Problem description - Across the material below, how many lines contain the word "sunlight"? Give only the number.

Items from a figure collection
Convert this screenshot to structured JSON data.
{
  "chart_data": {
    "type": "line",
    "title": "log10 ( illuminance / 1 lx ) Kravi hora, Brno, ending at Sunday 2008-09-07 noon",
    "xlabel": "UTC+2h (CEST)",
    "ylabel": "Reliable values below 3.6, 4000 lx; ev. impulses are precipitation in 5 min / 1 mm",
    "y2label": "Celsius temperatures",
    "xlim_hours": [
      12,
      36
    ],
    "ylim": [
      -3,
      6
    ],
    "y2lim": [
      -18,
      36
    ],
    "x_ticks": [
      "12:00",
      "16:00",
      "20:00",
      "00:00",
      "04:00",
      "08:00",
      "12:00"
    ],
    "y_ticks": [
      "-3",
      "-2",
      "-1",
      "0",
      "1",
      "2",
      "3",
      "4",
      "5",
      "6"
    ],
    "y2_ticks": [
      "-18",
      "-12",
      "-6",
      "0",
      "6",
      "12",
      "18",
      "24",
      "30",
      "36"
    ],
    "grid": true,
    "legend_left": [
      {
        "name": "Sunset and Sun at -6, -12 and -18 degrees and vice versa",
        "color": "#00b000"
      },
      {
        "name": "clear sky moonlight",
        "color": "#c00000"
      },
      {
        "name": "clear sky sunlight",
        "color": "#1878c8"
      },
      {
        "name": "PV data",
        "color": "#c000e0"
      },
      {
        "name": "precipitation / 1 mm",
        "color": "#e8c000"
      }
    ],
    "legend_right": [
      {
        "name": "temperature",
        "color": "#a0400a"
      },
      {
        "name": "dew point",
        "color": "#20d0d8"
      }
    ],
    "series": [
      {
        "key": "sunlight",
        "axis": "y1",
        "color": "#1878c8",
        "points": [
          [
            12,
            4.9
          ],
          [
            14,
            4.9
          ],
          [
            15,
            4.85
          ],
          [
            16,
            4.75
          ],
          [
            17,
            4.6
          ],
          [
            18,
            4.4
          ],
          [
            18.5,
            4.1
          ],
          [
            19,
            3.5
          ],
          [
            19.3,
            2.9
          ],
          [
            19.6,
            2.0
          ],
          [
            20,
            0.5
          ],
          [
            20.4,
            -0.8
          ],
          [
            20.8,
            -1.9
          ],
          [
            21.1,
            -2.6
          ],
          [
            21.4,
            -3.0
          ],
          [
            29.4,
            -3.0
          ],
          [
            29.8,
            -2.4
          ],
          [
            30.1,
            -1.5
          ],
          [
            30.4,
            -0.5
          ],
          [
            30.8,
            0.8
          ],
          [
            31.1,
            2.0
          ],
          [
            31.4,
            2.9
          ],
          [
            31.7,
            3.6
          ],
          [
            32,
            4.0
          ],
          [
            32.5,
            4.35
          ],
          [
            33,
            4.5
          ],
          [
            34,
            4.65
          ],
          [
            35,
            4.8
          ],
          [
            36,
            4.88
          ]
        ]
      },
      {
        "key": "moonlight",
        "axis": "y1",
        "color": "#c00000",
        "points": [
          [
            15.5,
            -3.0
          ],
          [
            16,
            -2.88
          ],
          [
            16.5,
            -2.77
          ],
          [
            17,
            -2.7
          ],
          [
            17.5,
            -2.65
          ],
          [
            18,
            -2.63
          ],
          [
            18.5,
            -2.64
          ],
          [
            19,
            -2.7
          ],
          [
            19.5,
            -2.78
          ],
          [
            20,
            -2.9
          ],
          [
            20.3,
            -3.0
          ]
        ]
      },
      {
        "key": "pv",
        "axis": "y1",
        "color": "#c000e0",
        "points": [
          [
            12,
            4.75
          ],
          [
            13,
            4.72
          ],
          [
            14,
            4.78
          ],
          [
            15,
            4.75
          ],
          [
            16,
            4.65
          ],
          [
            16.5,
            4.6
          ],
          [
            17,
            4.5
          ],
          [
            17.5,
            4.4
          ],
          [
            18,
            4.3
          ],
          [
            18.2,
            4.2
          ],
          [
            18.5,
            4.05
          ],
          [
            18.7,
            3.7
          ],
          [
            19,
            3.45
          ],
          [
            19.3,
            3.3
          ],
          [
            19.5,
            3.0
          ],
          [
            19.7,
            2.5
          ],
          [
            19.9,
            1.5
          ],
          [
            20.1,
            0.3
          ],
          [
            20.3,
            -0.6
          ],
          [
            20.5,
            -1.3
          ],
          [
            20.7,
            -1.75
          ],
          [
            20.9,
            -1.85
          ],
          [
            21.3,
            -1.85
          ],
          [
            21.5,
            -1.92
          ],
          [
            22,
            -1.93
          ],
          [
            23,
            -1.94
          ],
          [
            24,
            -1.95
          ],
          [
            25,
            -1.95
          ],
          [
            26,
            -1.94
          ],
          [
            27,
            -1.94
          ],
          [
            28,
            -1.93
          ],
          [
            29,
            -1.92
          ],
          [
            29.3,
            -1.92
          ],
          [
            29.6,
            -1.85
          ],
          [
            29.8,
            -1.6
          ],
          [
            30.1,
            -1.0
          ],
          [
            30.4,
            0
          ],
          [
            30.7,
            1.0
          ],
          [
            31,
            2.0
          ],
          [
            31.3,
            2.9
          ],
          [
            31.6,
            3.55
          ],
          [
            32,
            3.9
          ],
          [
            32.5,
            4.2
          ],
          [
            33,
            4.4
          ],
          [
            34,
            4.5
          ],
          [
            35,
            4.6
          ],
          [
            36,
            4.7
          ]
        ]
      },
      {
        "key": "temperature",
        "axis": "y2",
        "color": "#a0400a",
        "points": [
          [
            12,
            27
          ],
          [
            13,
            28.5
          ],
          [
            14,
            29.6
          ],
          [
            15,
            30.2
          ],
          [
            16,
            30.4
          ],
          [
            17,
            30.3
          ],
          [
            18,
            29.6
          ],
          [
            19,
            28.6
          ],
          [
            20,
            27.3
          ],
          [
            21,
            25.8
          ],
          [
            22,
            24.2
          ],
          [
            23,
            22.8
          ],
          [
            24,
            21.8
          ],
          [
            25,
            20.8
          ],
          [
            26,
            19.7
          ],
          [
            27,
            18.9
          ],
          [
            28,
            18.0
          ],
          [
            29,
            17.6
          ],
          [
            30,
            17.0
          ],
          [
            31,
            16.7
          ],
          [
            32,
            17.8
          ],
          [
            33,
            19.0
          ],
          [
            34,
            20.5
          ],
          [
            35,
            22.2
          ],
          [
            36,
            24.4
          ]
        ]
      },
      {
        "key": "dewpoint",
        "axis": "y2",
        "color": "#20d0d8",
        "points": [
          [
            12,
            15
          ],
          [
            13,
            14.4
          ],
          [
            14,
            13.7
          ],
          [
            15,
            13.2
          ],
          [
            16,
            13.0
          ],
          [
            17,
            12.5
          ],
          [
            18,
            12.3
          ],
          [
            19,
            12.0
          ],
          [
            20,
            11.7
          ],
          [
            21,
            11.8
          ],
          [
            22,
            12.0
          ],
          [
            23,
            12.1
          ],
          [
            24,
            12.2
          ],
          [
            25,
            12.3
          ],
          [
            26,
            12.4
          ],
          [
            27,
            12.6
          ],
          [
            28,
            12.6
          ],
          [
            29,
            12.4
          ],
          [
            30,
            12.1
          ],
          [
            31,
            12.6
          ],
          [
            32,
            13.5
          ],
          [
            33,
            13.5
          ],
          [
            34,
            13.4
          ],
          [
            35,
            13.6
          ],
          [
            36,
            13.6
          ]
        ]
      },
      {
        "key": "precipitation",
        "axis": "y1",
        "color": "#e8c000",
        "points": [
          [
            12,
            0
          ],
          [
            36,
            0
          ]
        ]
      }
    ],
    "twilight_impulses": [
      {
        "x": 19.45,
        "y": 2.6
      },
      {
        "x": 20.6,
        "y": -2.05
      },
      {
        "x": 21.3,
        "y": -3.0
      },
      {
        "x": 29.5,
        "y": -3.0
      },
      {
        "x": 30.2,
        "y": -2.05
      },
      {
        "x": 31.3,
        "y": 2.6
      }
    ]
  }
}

The response - 2